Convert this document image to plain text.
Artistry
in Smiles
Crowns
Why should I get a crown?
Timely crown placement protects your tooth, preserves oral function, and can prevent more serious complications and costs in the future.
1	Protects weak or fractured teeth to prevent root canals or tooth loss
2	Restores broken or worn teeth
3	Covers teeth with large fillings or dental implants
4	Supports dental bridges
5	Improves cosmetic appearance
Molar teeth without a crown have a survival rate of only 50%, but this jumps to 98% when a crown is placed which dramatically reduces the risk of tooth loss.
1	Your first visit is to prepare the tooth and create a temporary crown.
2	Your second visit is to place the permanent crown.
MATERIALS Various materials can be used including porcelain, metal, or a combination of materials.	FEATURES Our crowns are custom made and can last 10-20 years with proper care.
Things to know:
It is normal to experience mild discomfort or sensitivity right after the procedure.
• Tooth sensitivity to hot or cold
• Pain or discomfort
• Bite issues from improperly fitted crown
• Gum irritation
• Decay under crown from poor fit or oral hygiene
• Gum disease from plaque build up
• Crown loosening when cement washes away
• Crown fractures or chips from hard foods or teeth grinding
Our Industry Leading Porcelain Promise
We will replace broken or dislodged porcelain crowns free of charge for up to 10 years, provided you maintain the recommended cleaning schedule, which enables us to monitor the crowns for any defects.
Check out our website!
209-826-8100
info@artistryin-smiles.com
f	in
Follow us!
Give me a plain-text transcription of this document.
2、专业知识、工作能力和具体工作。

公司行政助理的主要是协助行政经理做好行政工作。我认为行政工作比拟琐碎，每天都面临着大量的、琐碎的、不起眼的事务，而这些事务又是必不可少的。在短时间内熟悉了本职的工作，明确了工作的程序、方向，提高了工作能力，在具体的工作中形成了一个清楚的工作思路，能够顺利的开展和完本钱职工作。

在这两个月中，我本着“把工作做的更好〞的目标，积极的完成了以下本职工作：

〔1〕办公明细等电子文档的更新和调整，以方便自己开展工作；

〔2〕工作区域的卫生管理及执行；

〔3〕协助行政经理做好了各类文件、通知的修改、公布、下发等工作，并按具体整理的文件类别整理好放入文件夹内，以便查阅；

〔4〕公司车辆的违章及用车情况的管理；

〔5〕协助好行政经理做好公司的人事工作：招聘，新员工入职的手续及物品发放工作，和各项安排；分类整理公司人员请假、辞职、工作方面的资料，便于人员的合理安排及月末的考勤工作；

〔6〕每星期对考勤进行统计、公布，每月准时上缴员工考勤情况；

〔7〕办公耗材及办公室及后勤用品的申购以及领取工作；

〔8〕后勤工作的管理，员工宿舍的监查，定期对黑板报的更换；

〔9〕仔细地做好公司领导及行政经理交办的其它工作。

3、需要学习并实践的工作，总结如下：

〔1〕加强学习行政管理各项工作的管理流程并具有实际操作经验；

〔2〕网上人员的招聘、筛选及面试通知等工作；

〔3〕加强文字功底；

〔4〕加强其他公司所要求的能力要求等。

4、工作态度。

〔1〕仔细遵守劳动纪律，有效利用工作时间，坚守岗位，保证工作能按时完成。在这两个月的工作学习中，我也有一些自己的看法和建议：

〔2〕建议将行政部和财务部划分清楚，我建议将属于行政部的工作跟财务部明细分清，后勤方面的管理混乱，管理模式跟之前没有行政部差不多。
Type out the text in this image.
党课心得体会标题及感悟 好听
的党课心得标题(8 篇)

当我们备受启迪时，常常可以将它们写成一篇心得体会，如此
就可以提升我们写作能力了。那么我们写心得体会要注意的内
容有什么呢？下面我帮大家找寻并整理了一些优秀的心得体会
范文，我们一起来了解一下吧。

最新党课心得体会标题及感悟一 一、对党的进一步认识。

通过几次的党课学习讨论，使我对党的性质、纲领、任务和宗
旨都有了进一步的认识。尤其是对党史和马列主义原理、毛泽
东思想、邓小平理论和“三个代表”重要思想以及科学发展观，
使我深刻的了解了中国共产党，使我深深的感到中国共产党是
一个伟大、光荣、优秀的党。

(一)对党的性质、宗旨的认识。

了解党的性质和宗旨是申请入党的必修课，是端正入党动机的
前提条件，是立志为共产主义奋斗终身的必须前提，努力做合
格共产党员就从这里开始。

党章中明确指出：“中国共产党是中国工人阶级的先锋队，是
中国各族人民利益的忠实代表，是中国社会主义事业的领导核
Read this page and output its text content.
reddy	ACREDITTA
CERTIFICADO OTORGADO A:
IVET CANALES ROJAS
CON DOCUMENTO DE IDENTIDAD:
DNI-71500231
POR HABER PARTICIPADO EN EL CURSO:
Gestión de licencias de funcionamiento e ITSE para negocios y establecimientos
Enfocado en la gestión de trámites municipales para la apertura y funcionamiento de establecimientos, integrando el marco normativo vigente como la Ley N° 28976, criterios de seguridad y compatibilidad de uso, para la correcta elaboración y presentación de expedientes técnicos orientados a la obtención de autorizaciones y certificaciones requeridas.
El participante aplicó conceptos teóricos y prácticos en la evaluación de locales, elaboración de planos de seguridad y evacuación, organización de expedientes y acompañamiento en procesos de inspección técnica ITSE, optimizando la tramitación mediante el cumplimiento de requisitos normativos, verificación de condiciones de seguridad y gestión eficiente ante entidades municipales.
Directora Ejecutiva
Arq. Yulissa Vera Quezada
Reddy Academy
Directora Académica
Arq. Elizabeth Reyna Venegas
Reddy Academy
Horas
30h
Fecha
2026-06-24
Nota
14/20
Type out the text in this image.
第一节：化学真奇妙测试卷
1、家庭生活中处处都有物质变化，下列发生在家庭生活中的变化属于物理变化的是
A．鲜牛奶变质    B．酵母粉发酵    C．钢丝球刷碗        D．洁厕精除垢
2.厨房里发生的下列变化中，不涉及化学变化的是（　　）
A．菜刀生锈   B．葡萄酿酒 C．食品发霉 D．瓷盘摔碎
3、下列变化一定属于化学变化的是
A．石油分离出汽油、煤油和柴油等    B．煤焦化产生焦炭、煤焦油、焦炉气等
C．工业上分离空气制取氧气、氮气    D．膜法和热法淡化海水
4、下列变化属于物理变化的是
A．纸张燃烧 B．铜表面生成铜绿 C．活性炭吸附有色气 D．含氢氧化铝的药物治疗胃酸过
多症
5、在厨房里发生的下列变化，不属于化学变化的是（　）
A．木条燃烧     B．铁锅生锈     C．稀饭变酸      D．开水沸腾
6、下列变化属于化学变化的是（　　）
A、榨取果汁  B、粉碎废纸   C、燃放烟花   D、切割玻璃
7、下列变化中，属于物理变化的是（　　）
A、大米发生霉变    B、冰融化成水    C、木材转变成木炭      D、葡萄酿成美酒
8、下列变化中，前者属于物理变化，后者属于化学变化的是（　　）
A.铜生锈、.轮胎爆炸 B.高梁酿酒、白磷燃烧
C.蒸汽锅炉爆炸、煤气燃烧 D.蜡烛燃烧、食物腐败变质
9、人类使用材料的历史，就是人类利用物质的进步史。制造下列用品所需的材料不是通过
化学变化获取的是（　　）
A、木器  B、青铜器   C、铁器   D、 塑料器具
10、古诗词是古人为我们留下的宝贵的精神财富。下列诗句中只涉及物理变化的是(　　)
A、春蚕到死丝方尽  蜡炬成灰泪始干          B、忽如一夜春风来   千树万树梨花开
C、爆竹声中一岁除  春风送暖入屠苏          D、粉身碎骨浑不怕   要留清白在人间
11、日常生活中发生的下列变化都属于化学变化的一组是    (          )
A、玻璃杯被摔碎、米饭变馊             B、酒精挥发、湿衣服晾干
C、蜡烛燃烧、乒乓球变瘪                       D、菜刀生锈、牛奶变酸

Job
Transcribe the records above exactly as they appear.

Output for this exercise
Convert this document image to plain text.
Artistry
in Smiles
Crowns
Why should I get a crown?
Timely crown placement protects your tooth, preserves oral function, and can prevent more serious complications and costs in the future.
1	Protects weak or fractured teeth to prevent root canals or tooth loss
2	Restores broken or worn teeth
3	Covers teeth with large fillings or dental implants
4	Supports dental bridges
5	Improves cosmetic appearance
Molar teeth without a crown have a survival rate of only 50%, but this jumps to 98% when a crown is placed which dramatically reduces the risk of tooth loss.
1	Your first visit is to prepare the tooth and create a temporary crown.
2	Your second visit is to place the permanent crown.
MATERIALS Various materials can be used including porcelain, metal, or a combination of materials.	FEATURES Our crowns are custom made and can last 10-20 years with proper care.
Things to know:
It is normal to experience mild discomfort or sensitivity right after the procedure.
• Tooth sensitivity to hot or cold
• Pain or discomfort
• Bite issues from improperly fitted crown
• Gum irritation
• Decay under crown from poor fit or oral hygiene
• Gum disease from plaque build up
• Crown loosening when cement washes away
• Crown fractures or chips from hard foods or teeth grinding
Our Industry Leading Porcelain Promise
We will replace broken or dislodged porcelain crowns free of charge for up to 10 years, provided you maintain the recommended cleaning schedule, which enables us to monitor the crowns for any defects.
Check out our website!
209-826-8100
info@artistryin-smiles.com
f	in
Follow us!
Give me a plain-text transcription of this document.
2、专业知识、工作能力和具体工作。

公司行政助理的主要是协助行政经理做好行政工作。我认为行政工作比拟琐碎，每天都面临着大量的、琐碎的、不起眼的事务，而这些事务又是必不可少的。在短时间内熟悉了本职的工作，明确了工作的程序、方向，提高了工作能力，在具体的工作中形成了一个清楚的工作思路，能够顺利的开展和完本钱职工作。

在这两个月中，我本着“把工作做的更好〞的目标，积极的完成了以下本职工作：

〔1〕办公明细等电子文档的更新和调整，以方便自己开展工作；

〔2〕工作区域的卫生管理及执行；

〔3〕协助行政经理做好了各类文件、通知的修改、公布、下发等工作，并按具体整理的文件类别整理好放入文件夹内，以便查阅；

〔4〕公司车辆的违章及用车情况的管理；

〔5〕协助好行政经理做好公司的人事工作：招聘，新员工入职的手续及物品发放工作，和各项安排；分类整理公司人员请假、辞职、工作方面的资料，便于人员的合理安排及月末的考勤工作；

〔6〕每星期对考勤进行统计、公布，每月准时上缴员工考勤情况；

〔7〕办公耗材及办公室及后勤用品的申购以及领取工作；

〔8〕后勤工作的管理，员工宿舍的监查，定期对黑板报的更换；

〔9〕仔细地做好公司领导及行政经理交办的其它工作。

3、需要学习并实践的工作，总结如下：

〔1〕加强学习行政管理各项工作的管理流程并具有实际操作经验；

〔2〕网上人员的招聘、筛选及面试通知等工作；

〔3〕加强文字功底；

〔4〕加强其他公司所要求的能力要求等。

4、工作态度。

〔1〕仔细遵守劳动纪律，有效利用工作时间，坚守岗位，保证工作能按时完成。在这两个月的工作学习中，我也有一些自己的看法和建议：

〔2〕建议将行政部和财务部划分清楚，我建议将属于行政部的工作跟财务部明细分清，后勤方面的管理混乱，管理模式跟之前没有行政部差不多。
Type out the text in this image.
党课心得体会标题及感悟 好听
的党课心得标题(8 篇)

当我们备受启迪时，常常可以将它们写成一篇心得体会，如此
就可以提升我们写作能力了。那么我们写心得体会要注意的内
容有什么呢？下面我帮大家找寻并整理了一些优秀的心得体会
范文，我们一起来了解一下吧。

最新党课心得体会标题及感悟一 一、对党的进一步认识。

通过几次的党课学习讨论，使我对党的性质、纲领、任务和宗
旨都有了进一步的认识。尤其是对党史和马列主义原理、毛泽
东思想、邓小平理论和“三个代表”重要思想以及科学发展观，
使我深刻的了解了中国共产党，使我深深的感到中国共产党是
一个伟大、光荣、优秀的党。

(一)对党的性质、宗旨的认识。

了解党的性质和宗旨是申请入党的必修课，是端正入党动机的
前提条件，是立志为共产主义奋斗终身的必须前提，努力做合
格共产党员就从这里开始。

党章中明确指出：“中国共产党是中国工人阶级的先锋队，是
中国各族人民利益的忠实代表，是中国社会主义事业的领导核
Read this page and output its text content.
reddy	ACREDITTA
CERTIFICADO OTORGADO A:
IVET CANALES ROJAS
CON DOCUMENTO DE IDENTIDAD:
DNI-71500231
POR HABER PARTICIPADO EN EL CURSO:
Gestión de licencias de funcionamiento e ITSE para negocios y establecimientos
Enfocado en la gestión de trámites municipales para la apertura y funcionamiento de establecimientos, integrando el marco normativo vigente como la Ley N° 28976, criterios de seguridad y compatibilidad de uso, para la correcta elaboración y presentación de expedientes técnicos orientados a la obtención de autorizaciones y certificaciones requeridas.
El participante aplicó conceptos teóricos y prácticos en la evaluación de locales, elaboración de planos de seguridad y evacuación, organización de expedientes y acompañamiento en procesos de inspección técnica ITSE, optimizando la tramitación mediante el cumplimiento de requisitos normativos, verificación de condiciones de seguridad y gestión eficiente ante entidades municipales.
Directora Ejecutiva
Arq. Yulissa Vera Quezada
Reddy Academy
Directora Académica
Arq. Elizabeth Reyna Venegas
Reddy Academy
Horas
30h
Fecha
2026-06-24
Nota
14/20
Type out the text in this image.
第一节：化学真奇妙测试卷
1、家庭生活中处处都有物质变化，下列发生在家庭生活中的变化属于物理变化的是
A．鲜牛奶变质    B．酵母粉发酵    C．钢丝球刷碗        D．洁厕精除垢
2.厨房里发生的下列变化中，不涉及化学变化的是（　　）
A．菜刀生锈   B．葡萄酿酒 C．食品发霉 D．瓷盘摔碎
3、下列变化一定属于化学变化的是
A．石油分离出汽油、煤油和柴油等    B．煤焦化产生焦炭、煤焦油、焦炉气等
C．工业上分离空气制取氧气、氮气    D．膜法和热法淡化海水
4、下列变化属于物理变化的是
A．纸张燃烧 B．铜表面生成铜绿 C．活性炭吸附有色气 D．含氢氧化铝的药物治疗胃酸过
多症
5、在厨房里发生的下列变化，不属于化学变化的是（　）
A．木条燃烧     B．铁锅生锈     C．稀饭变酸      D．开水沸腾
6、下列变化属于化学变化的是（　　）
A、榨取果汁  B、粉碎废纸   C、燃放烟花   D、切割玻璃
7、下列变化中，属于物理变化的是（　　）
A、大米发生霉变    B、冰融化成水    C、木材转变成木炭      D、葡萄酿成美酒
8、下列变化中，前者属于物理变化，后者属于化学变化的是（　　）
A.铜生锈、.轮胎爆炸 B.高梁酿酒、白磷燃烧
C.蒸汽锅炉爆炸、煤气燃烧 D.蜡烛燃烧、食物腐败变质
9、人类使用材料的历史，就是人类利用物质的进步史。制造下列用品所需的材料不是通过
化学变化获取的是（　　）
A、木器  B、青铜器   C、铁器   D、 塑料器具
10、古诗词是古人为我们留下的宝贵的精神财富。下列诗句中只涉及物理变化的是(　　)
A、春蚕到死丝方尽  蜡炬成灰泪始干          B、忽如一夜春风来   千树万树梨花开
C、爆竹声中一岁除  春风送暖入屠苏          D、粉身碎骨浑不怕   要留清白在人间
11、日常生活中发生的下列变化都属于化学变化的一组是    (          )
A、玻璃杯被摔碎、米饭变馊             B、酒精挥发、湿衣服晾干
C、蜡烛燃烧、乒乓球变瘪                       D、菜刀生锈、牛奶变酸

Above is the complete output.